#### Task directions
Look over the lines below. Report each one that includes the string "name".

## Start Extracted entries

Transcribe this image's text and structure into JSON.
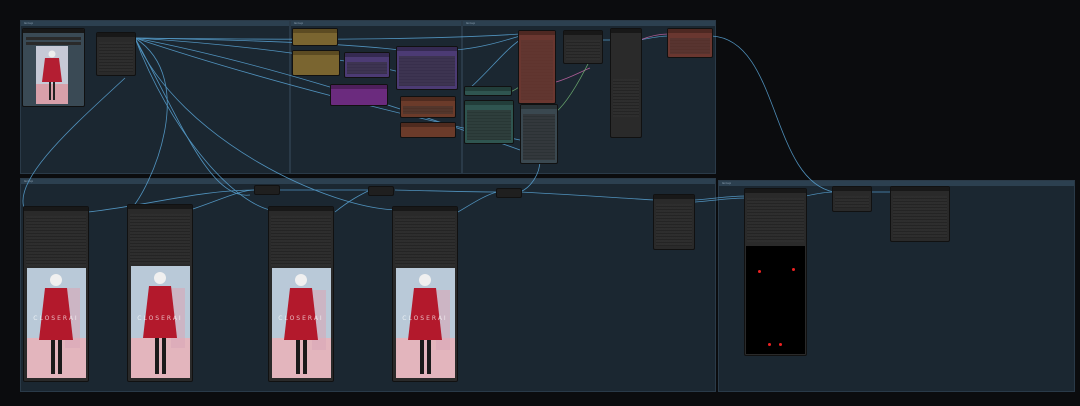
{
  "window": {
    "background": "#0b0c0e"
  },
  "groups": [
    {
      "id": "g1",
      "label": "Group"
    },
    {
      "id": "g2",
      "label": "Group"
    },
    {
      "id": "g3",
      "label": "Group"
    },
    {
      "id": "g4",
      "label": "Group"
    },
    {
      "id": "g5",
      "label": "Group"
    }
  ],
  "colors": {
    "wire": "#5aa5d6",
    "wire_pink": "#d36ab0",
    "wire_green": "#7ac27a",
    "node_default": "#2a2a2a",
    "node_yellow": "#7a6530",
    "node_purple": "#4c3b74",
    "node_magenta": "#6b2b7e",
    "node_red": "#6a3730",
    "node_teal": "#2f5550",
    "node_orange": "#6b3b2a"
  },
  "preview_images": [
    {
      "name": "source-image",
      "subject": "woman-red-coat"
    },
    {
      "name": "output-image-1",
      "subject": "woman-red-coat"
    },
    {
      "name": "output-image-2",
      "subject": "woman-red-coat"
    },
    {
      "name": "output-image-3",
      "subject": "woman-red-coat"
    },
    {
      "name": "output-image-4",
      "subject": "woman-red-coat"
    }
  ],
  "pose_preview": {
    "points": 4
  }
}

## End Extracted entries

#### Task solution
      "name": "source-image",
      "name": "output-image-1",
      "name": "output-image-2",
      "name": "output-image-3",
      "name": "output-image-4",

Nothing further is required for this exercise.